### Data for this exercise
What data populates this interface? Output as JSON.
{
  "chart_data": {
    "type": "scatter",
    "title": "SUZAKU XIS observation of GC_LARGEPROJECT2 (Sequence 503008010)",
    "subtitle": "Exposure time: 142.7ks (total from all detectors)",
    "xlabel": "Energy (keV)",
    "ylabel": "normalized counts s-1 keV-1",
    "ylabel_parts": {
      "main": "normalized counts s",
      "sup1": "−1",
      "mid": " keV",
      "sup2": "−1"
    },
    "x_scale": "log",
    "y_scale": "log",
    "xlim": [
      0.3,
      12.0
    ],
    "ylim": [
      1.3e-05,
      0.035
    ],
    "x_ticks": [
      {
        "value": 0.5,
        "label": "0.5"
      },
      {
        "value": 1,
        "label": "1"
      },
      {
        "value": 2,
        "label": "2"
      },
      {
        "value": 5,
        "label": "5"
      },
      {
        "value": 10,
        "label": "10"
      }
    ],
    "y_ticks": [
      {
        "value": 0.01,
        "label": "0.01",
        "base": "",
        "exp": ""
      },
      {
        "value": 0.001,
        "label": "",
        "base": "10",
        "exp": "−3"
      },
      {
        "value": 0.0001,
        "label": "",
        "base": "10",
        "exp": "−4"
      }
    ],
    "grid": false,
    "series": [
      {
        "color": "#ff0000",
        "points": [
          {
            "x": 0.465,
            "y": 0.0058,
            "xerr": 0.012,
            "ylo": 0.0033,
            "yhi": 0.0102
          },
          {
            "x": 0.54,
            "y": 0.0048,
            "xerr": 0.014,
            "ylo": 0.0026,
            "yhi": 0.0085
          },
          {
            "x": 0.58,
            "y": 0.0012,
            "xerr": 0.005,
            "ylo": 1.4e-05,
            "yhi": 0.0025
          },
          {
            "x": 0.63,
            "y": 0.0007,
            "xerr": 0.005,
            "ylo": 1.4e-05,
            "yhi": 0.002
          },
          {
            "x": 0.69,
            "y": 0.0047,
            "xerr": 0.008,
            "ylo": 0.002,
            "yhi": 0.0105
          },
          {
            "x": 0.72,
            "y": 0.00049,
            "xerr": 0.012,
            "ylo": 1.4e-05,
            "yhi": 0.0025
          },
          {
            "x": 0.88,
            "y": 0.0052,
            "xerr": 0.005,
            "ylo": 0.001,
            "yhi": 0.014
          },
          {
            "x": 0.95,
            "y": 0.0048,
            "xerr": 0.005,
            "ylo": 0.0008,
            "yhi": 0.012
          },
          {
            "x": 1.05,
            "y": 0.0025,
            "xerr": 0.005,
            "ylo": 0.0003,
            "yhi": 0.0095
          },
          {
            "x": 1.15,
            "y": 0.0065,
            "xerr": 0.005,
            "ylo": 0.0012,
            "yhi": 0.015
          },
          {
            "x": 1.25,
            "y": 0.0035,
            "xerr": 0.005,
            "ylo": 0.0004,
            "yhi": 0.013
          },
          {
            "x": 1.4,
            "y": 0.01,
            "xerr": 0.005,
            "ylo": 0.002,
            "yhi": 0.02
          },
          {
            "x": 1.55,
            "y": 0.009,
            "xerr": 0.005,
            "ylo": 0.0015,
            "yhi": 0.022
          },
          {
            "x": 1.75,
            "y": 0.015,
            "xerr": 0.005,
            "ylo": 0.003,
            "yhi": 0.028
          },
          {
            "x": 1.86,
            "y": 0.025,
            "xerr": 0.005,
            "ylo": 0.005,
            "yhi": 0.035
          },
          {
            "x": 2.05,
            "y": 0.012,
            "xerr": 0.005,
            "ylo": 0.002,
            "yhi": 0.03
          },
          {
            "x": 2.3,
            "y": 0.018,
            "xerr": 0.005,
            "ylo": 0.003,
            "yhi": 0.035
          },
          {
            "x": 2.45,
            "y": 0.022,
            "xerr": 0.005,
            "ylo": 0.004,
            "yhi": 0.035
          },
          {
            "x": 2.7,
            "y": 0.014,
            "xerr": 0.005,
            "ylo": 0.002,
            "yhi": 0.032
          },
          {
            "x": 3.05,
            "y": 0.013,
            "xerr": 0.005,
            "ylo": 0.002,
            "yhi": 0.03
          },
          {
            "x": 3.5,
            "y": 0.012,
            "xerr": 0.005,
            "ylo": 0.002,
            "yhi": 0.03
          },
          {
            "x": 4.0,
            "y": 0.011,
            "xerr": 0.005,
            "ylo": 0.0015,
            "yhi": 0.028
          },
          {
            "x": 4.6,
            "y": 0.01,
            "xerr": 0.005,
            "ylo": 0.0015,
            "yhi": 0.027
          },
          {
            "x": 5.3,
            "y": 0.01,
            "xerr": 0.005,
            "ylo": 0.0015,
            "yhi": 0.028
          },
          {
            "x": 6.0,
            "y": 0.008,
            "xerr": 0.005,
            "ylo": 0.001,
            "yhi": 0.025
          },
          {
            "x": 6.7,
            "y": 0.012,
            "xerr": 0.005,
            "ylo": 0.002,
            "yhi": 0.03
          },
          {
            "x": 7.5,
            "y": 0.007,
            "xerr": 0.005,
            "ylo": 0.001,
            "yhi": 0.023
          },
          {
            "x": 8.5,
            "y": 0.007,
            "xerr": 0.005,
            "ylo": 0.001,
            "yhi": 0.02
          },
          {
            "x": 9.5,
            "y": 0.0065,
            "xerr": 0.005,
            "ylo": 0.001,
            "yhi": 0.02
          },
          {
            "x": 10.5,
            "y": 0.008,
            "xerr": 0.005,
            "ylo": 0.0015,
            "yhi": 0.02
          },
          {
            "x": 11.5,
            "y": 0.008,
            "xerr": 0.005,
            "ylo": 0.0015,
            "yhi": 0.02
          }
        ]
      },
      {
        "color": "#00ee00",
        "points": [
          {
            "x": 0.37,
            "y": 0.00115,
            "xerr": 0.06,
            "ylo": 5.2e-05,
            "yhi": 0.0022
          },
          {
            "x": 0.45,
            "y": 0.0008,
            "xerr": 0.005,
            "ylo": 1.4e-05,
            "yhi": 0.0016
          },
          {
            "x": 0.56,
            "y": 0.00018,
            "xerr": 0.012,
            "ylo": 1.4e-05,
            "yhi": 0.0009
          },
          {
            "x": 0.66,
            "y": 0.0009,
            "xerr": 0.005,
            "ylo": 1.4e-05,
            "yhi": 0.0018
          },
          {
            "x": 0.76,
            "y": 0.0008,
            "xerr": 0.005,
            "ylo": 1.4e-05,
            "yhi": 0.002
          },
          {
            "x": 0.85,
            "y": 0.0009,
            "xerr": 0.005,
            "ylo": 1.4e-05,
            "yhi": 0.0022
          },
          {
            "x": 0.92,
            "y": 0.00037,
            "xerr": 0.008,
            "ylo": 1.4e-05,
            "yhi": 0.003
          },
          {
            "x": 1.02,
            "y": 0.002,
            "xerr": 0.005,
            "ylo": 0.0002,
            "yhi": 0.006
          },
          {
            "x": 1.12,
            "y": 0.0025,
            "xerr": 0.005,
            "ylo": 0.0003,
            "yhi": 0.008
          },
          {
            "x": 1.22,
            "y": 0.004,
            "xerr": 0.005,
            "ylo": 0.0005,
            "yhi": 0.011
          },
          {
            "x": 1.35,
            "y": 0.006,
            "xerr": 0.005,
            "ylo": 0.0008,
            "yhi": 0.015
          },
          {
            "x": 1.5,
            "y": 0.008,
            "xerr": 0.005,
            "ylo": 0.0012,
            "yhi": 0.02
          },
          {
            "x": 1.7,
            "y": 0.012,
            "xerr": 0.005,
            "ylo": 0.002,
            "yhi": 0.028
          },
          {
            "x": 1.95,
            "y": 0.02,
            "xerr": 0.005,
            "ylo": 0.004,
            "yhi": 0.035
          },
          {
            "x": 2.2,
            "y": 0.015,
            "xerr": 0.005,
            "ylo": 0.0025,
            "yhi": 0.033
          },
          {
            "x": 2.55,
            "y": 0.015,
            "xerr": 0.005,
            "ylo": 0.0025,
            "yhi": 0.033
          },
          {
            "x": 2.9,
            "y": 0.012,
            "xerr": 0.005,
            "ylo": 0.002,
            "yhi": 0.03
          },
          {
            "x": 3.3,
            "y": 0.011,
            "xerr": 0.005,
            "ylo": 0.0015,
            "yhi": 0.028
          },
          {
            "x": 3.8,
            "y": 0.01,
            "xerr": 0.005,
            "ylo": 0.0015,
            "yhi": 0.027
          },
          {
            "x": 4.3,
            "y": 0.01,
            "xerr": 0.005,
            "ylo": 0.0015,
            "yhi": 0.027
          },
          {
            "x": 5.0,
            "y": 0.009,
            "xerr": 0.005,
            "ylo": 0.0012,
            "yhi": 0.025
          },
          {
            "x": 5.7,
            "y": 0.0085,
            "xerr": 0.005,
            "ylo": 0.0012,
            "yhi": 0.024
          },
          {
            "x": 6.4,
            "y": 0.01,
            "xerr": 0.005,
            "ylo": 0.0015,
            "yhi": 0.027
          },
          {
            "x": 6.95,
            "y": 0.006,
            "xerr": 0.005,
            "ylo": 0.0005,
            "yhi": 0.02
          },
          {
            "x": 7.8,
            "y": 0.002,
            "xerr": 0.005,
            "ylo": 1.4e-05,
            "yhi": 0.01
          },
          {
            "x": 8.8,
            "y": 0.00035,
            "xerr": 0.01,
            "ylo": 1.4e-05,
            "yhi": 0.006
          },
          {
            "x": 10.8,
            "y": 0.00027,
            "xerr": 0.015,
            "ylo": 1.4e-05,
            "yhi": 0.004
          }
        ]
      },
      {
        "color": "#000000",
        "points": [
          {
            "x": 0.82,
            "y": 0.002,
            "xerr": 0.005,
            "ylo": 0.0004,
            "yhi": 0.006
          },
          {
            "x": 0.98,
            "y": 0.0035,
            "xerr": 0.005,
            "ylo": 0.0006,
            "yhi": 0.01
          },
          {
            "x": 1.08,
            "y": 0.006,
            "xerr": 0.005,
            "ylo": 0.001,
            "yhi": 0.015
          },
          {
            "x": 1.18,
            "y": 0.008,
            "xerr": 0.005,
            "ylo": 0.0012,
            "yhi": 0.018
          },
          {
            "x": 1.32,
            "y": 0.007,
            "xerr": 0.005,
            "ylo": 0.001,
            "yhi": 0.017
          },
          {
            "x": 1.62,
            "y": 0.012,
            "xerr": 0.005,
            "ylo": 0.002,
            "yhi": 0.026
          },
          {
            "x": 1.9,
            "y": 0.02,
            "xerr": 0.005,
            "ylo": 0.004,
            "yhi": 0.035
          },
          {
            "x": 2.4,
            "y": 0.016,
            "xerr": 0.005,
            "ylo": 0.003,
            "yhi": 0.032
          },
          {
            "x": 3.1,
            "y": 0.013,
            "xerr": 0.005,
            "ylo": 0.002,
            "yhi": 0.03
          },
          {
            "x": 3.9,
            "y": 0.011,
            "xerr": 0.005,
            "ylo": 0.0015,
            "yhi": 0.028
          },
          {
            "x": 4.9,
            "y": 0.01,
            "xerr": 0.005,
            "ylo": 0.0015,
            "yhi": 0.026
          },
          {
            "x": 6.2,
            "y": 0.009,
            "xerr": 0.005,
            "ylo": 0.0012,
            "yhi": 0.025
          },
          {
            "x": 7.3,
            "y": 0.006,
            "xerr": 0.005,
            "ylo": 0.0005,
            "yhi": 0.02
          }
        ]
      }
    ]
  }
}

### What is asked
From the listing above, collect each line in which the string "color" appears.

### Response to the task
        "color": "#ff0000",
        "color": "#00ee00",
        "color": "#000000",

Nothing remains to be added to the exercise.